__Direction__. Copy every line from the data below in which the string "窈窕淑女" can be found.

(Records excerpted from a collection)
------------------------------------------------------------

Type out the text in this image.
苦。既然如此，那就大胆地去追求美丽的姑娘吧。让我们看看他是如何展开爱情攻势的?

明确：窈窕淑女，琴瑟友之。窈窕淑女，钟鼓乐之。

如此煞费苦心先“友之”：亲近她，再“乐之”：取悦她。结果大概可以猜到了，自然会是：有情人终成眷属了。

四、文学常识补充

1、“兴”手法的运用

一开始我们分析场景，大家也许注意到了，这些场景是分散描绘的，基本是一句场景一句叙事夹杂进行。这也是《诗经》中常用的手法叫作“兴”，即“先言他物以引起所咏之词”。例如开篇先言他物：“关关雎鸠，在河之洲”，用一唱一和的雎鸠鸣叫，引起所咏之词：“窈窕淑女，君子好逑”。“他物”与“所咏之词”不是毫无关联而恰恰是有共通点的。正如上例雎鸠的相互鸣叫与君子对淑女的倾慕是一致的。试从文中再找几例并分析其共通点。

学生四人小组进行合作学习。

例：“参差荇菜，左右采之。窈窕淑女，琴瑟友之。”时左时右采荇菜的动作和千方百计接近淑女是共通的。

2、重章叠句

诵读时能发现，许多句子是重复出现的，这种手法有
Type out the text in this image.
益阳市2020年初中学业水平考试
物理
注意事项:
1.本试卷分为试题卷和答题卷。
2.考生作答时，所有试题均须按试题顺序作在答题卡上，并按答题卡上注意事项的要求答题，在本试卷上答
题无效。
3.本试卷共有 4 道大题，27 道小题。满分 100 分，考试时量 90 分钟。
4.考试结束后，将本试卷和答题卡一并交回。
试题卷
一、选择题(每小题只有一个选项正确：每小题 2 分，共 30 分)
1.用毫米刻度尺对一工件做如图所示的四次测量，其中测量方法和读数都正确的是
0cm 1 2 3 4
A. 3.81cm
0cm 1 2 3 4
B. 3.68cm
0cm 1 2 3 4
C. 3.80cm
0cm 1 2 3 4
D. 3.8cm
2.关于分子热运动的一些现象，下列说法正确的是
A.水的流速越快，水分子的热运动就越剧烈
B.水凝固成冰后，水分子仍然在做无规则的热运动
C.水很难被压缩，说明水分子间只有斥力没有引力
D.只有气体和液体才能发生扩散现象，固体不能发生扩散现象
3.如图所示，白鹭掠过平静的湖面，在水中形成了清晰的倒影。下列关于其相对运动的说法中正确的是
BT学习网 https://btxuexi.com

------------------------------------------------------------

__Reply__.
明确：窈窕淑女，琴瑟友之。窈窕淑女，钟鼓乐之。
一开始我们分析场景，大家也许注意到了，这些场景是分散描绘的，基本是一句场景一句叙事夹杂进行。这也是《诗经》中常用的手法叫作“兴”，即“先言他物以引起所咏之词”。例如开篇先言他物：“关关雎鸠，在河之洲”，用一唱一和的雎鸠鸣叫，引起所咏之词：“窈窕淑女，君子好逑”。“他物”与“所咏之词”不是毫无关联而恰恰是有共通点的。正如上例雎鸠的相互鸣叫与君子对淑女的倾慕是一致的。试从文中再找几例并分析其共通点。
例：“参差荇菜，左右采之。窈窕淑女，琴瑟友之。”时左时右采荇菜的动作和千方百计接近淑女是共通的。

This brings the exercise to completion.